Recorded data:
┌──

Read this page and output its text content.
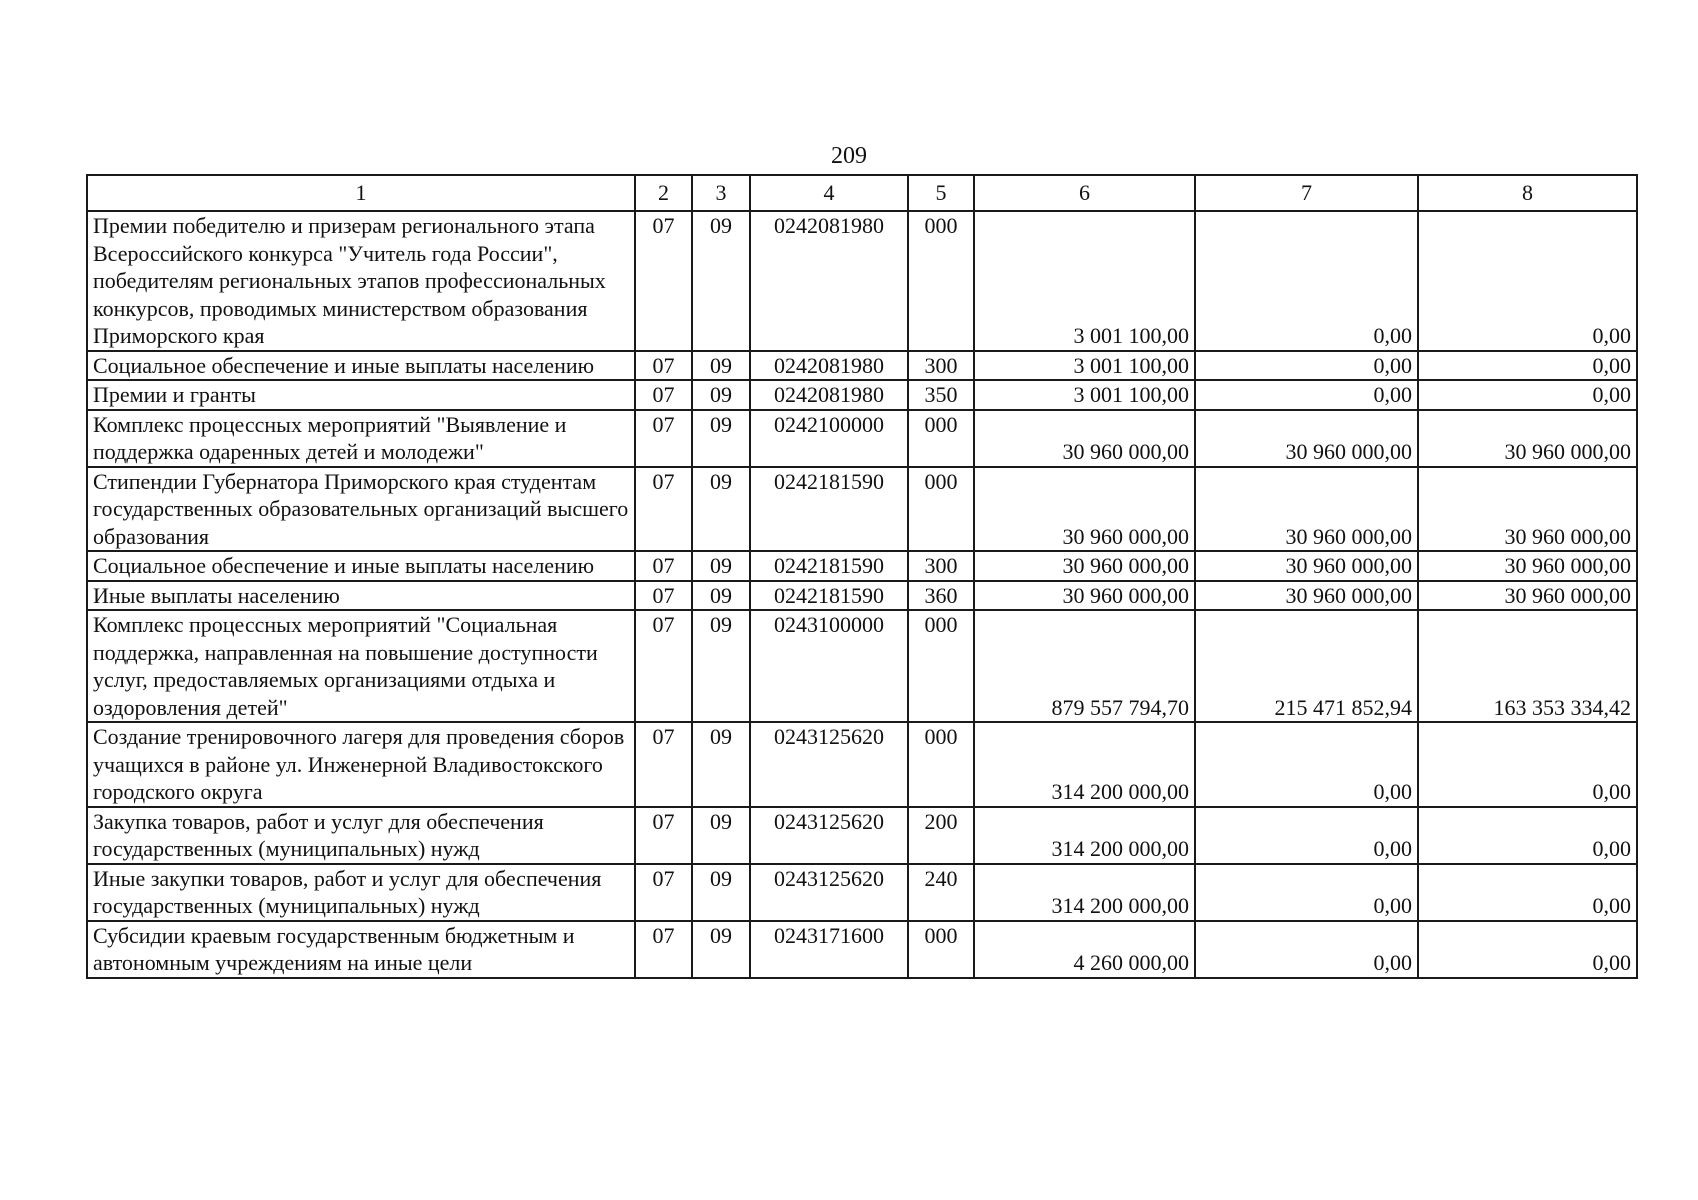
209
1	2	3	4	5	6	7	8
Премии победителю и призерам регионального этапа Всероссийского конкурса "Учитель года России", победителям региональных этапов профессиональных конкурсов, проводимых министерством образования Приморского края	07	09	0242081980	000	3 001 100,00	0,00	0,00
Социальное обеспечение и иные выплаты населению	07	09	0242081980	300	3 001 100,00	0,00	0,00
Премии и гранты	07	09	0242081980	350	3 001 100,00	0,00	0,00
Комплекс процессных мероприятий "Выявление и поддержка одаренных детей и молодежи"	07	09	0242100000	000	30 960 000,00	30 960 000,00	30 960 000,00
Стипендии Губернатора Приморского края студентам государственных образовательных организаций высшего образования	07	09	0242181590	000	30 960 000,00	30 960 000,00	30 960 000,00
Социальное обеспечение и иные выплаты населению	07	09	0242181590	300	30 960 000,00	30 960 000,00	30 960 000,00
Иные выплаты населению	07	09	0242181590	360	30 960 000,00	30 960 000,00	30 960 000,00
Комплекс процессных мероприятий "Социальная поддержка, направленная на повышение доступности услуг, предоставляемых организациями отдыха и оздоровления детей"	07	09	0243100000	000	879 557 794,70	215 471 852,94	163 353 334,42
Создание тренировочного лагеря для проведения сборов учащихся в районе ул. Инженерной Владивостокского городского округа	07	09	0243125620	000	314 200 000,00	0,00	0,00
Закупка товаров, работ и услуг для обеспечения государственных (муниципальных) нужд	07	09	0243125620	200	314 200 000,00	0,00	0,00
Иные закупки товаров, работ и услуг для обеспечения государственных (муниципальных) нужд	07	09	0243125620	240	314 200 000,00	0,00	0,00
Субсидии краевым государственным бюджетным и автономным учреждениям на иные цели	07	09	0243171600	000	4 260 000,00	0,00	0,00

└──

- **GOAL**: Using the entries above, find all lines with "процессных". Copy them.

- **FULL SOLUTION**:
Комплекс процессных мероприятий "Выявление и поддержка одаренных детей и молодежи"	07	09	0242100000	000	30 960 000,00	30 960 000,00	30 960 000,00
Комплекс процессных мероприятий "Социальная поддержка, направленная на повышение доступности услуг, предоставляемых организациями отдыха и оздоровления детей"	07	09	0243100000	000	879 557 794,70	215 471 852,94	163 353 334,42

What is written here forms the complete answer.